- _WHAT TO WORK ON_
Repeat every record below exactly, leaving out the pictures.

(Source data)
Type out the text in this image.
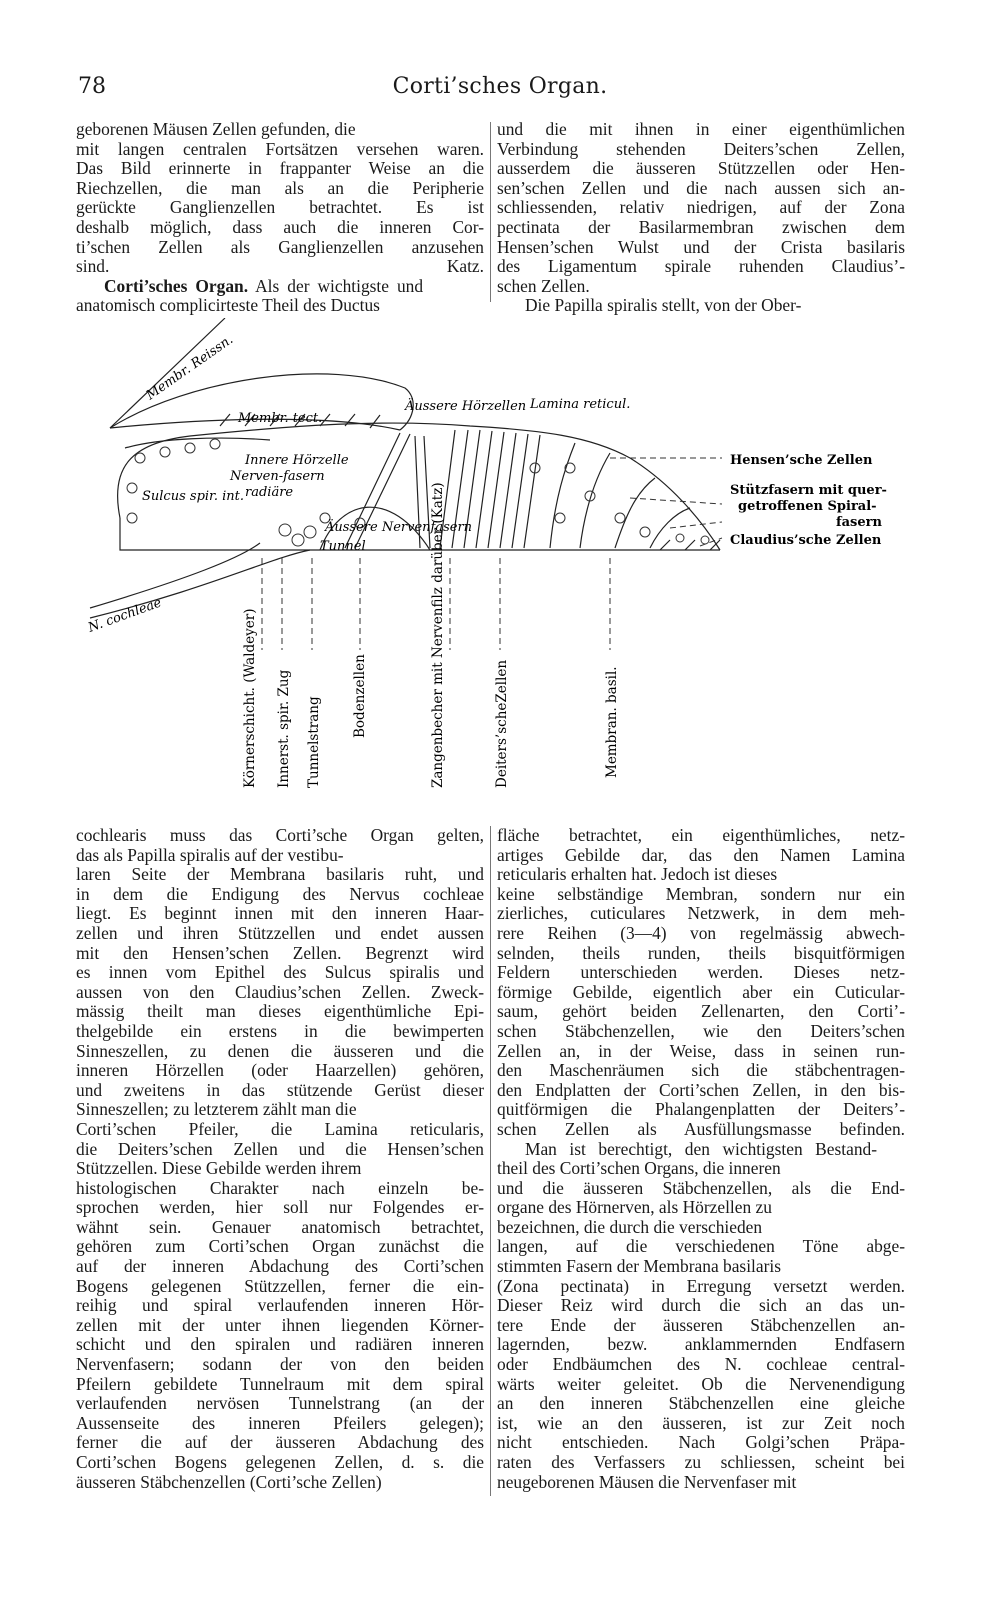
78	Corti’sches Organ.
geborenen Mäusen Zellen gefunden, die
mit langen centralen Fortsätzen versehen waren.
Das Bild erinnerte in frappanter Weise an die
Riechzellen, die man als an die Peripherie
gerückte Ganglienzellen betrachtet. Es ist
deshalb möglich, dass auch die inneren Cor-
ti’schen Zellen als Ganglienzellen anzusehen
sind.	Katz.
Corti’sches Organ. Als der wichtigste und
anatomisch complicirteste Theil des Ductus
und die mit ihnen in einer eigenthümlichen
Verbindung stehenden Deiters’schen Zellen,
ausserdem die äusseren Stützzellen oder Hen-
sen’schen Zellen und die nach aussen sich an-
schliessenden, relativ niedrigen, auf der Zona
pectinata der Basilarmembran zwischen dem
Hensen’schen Wulst und der Crista basilaris
des Ligamentum spirale ruhenden Claudius’-
schen Zellen.
Die Papilla spiralis stellt, von der Ober-
Membr. Reissn.
Membr. tect.
Äussere Hörzellen Lamina reticul.
Innere Hörzelle
Nerven-fasern
Sulcus spir. int. radiäre
Äussere Nervenfasern
Tunnel
N. cochleae
Hensen’sche Zellen
Stützfasern mit quer-
getroffenen Spiral-
fasern
Claudius’sche Zellen
Körnerschicht. (Waldeyer) Innerst. spir. Zug Tunnelstrang
Bodenzellen	Zangenbecher mit Nervenfilz darüber (Katz)	Deiters’scheZellen	Membran. basil.
cochlearis muss das Corti’sche Organ gelten,
das als Papilla spiralis auf der vestibu-
laren Seite der Membrana basilaris ruht, und
in dem die Endigung des Nervus cochleae
liegt. Es beginnt innen mit den inneren Haar-
zellen und ihren Stützzellen und endet aussen
mit den Hensen’schen Zellen. Begrenzt wird
es innen vom Epithel des Sulcus spiralis und
aussen von den Claudius’schen Zellen. Zweck-
mässig theilt man dieses eigenthümliche Epi-
thelgebilde ein erstens in die bewimperten
Sinneszellen, zu denen die äusseren und die
inneren Hörzellen (oder Haarzellen) gehören,
und zweitens in das stützende Gerüst dieser
Sinneszellen; zu letzterem zählt man die
Corti’schen Pfeiler, die Lamina reticularis,
die Deiters’schen Zellen und die Hensen’schen
Stützzellen. Diese Gebilde werden ihrem
histologischen Charakter nach einzeln be-
sprochen werden, hier soll nur Folgendes er-
wähnt sein. Genauer anatomisch betrachtet,
gehören zum Corti’schen Organ zunächst die
auf der inneren Abdachung des Corti’schen
Bogens gelegenen Stützzellen, ferner die ein-
reihig und spiral verlaufenden inneren Hör-
zellen mit der unter ihnen liegenden Körner-
schicht und den spiralen und radiären inneren
Nervenfasern; sodann der von den beiden
Pfeilern gebildete Tunnelraum mit dem spiral
verlaufenden nervösen Tunnelstrang (an der
Aussenseite des inneren Pfeilers gelegen);
ferner die auf der äusseren Abdachung des
Corti’schen Bogens gelegenen Zellen, d. s. die
äusseren Stäbchenzellen (Corti’sche Zellen)
fläche betrachtet, ein eigenthümliches, netz-
artiges Gebilde dar, das den Namen Lamina
reticularis erhalten hat. Jedoch ist dieses
keine selbständige Membran, sondern nur ein
zierliches, cuticulares Netzwerk, in dem meh-
rere Reihen (3—4) von regelmässig abwech-
selnden, theils runden, theils bisquitförmigen
Feldern unterschieden werden. Dieses netz-
förmige Gebilde, eigentlich aber ein Cuticular-
saum, gehört beiden Zellenarten, den Corti’-
schen Stäbchenzellen, wie den Deiters’schen
Zellen an, in der Weise, dass in seinen run-
den Maschenräumen sich die stäbchentragen-
den Endplatten der Corti’schen Zellen, in den bis-
quitförmigen die Phalangenplatten der Deiters’-
schen Zellen als Ausfüllungsmasse befinden.
Man ist berechtigt, den wichtigsten Bestand-
theil des Corti’schen Organs, die inneren
und die äusseren Stäbchenzellen, als die End-
organe des Hörnerven, als Hörzellen zu
bezeichnen, die durch die verschieden
langen, auf die verschiedenen Töne abge-
stimmten Fasern der Membrana basilaris
(Zona pectinata) in Erregung versetzt werden.
Dieser Reiz wird durch die sich an das un-
tere Ende der äusseren Stäbchenzellen an-
lagernden, bezw. anklammernden Endfasern
oder Endbäumchen des N. cochleae central-
wärts weiter geleitet. Ob die Nervenendigung
an den inneren Stäbchenzellen eine gleiche
ist, wie an den äusseren, ist zur Zeit noch
nicht entschieden. Nach Golgi’schen Präpa-
raten des Verfassers zu schliessen, scheint bei
neugeborenen Mäusen die Nervenfaser mit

- _THE RESULT_
Type out the text in this image.
78	Corti’sches Organ.
geborenen Mäusen Zellen gefunden, die
mit langen centralen Fortsätzen versehen waren.
Das Bild erinnerte in frappanter Weise an die
Riechzellen, die man als an die Peripherie
gerückte Ganglienzellen betrachtet. Es ist
deshalb möglich, dass auch die inneren Cor-
ti’schen Zellen als Ganglienzellen anzusehen
sind.	Katz.
Corti’sches Organ. Als der wichtigste und
anatomisch complicirteste Theil des Ductus
und die mit ihnen in einer eigenthümlichen
Verbindung stehenden Deiters’schen Zellen,
ausserdem die äusseren Stützzellen oder Hen-
sen’schen Zellen und die nach aussen sich an-
schliessenden, relativ niedrigen, auf der Zona
pectinata der Basilarmembran zwischen dem
Hensen’schen Wulst und der Crista basilaris
des Ligamentum spirale ruhenden Claudius’-
schen Zellen.
Die Papilla spiralis stellt, von der Ober-
Membr. Reissn.
Membr. tect.
Äussere Hörzellen Lamina reticul.
Innere Hörzelle
Nerven-fasern
Sulcus spir. int. radiäre
Äussere Nervenfasern
Tunnel
N. cochleae
Hensen’sche Zellen
Stützfasern mit quer-
getroffenen Spiral-
fasern
Claudius’sche Zellen
Körnerschicht. (Waldeyer) Innerst. spir. Zug Tunnelstrang
Bodenzellen	Zangenbecher mit Nervenfilz darüber (Katz)	Deiters’scheZellen	Membran. basil.
cochlearis muss das Corti’sche Organ gelten,
das als Papilla spiralis auf der vestibu-
laren Seite der Membrana basilaris ruht, und
in dem die Endigung des Nervus cochleae
liegt. Es beginnt innen mit den inneren Haar-
zellen und ihren Stützzellen und endet aussen
mit den Hensen’schen Zellen. Begrenzt wird
es innen vom Epithel des Sulcus spiralis und
aussen von den Claudius’schen Zellen. Zweck-
mässig theilt man dieses eigenthümliche Epi-
thelgebilde ein erstens in die bewimperten
Sinneszellen, zu denen die äusseren und die
inneren Hörzellen (oder Haarzellen) gehören,
und zweitens in das stützende Gerüst dieser
Sinneszellen; zu letzterem zählt man die
Corti’schen Pfeiler, die Lamina reticularis,
die Deiters’schen Zellen und die Hensen’schen
Stützzellen. Diese Gebilde werden ihrem
histologischen Charakter nach einzeln be-
sprochen werden, hier soll nur Folgendes er-
wähnt sein. Genauer anatomisch betrachtet,
gehören zum Corti’schen Organ zunächst die
auf der inneren Abdachung des Corti’schen
Bogens gelegenen Stützzellen, ferner die ein-
reihig und spiral verlaufenden inneren Hör-
zellen mit der unter ihnen liegenden Körner-
schicht und den spiralen und radiären inneren
Nervenfasern; sodann der von den beiden
Pfeilern gebildete Tunnelraum mit dem spiral
verlaufenden nervösen Tunnelstrang (an der
Aussenseite des inneren Pfeilers gelegen);
ferner die auf der äusseren Abdachung des
Corti’schen Bogens gelegenen Zellen, d. s. die
äusseren Stäbchenzellen (Corti’sche Zellen)
fläche betrachtet, ein eigenthümliches, netz-
artiges Gebilde dar, das den Namen Lamina
reticularis erhalten hat. Jedoch ist dieses
keine selbständige Membran, sondern nur ein
zierliches, cuticulares Netzwerk, in dem meh-
rere Reihen (3—4) von regelmässig abwech-
selnden, theils runden, theils bisquitförmigen
Feldern unterschieden werden. Dieses netz-
förmige Gebilde, eigentlich aber ein Cuticular-
saum, gehört beiden Zellenarten, den Corti’-
schen Stäbchenzellen, wie den Deiters’schen
Zellen an, in der Weise, dass in seinen run-
den Maschenräumen sich die stäbchentragen-
den Endplatten der Corti’schen Zellen, in den bis-
quitförmigen die Phalangenplatten der Deiters’-
schen Zellen als Ausfüllungsmasse befinden.
Man ist berechtigt, den wichtigsten Bestand-
theil des Corti’schen Organs, die inneren
und die äusseren Stäbchenzellen, als die End-
organe des Hörnerven, als Hörzellen zu
bezeichnen, die durch die verschieden
langen, auf die verschiedenen Töne abge-
stimmten Fasern der Membrana basilaris
(Zona pectinata) in Erregung versetzt werden.
Dieser Reiz wird durch die sich an das un-
tere Ende der äusseren Stäbchenzellen an-
lagernden, bezw. anklammernden Endfasern
oder Endbäumchen des N. cochleae central-
wärts weiter geleitet. Ob die Nervenendigung
an den inneren Stäbchenzellen eine gleiche
ist, wie an den äusseren, ist zur Zeit noch
nicht entschieden. Nach Golgi’schen Präpa-
raten des Verfassers zu schliessen, scheint bei
neugeborenen Mäusen die Nervenfaser mit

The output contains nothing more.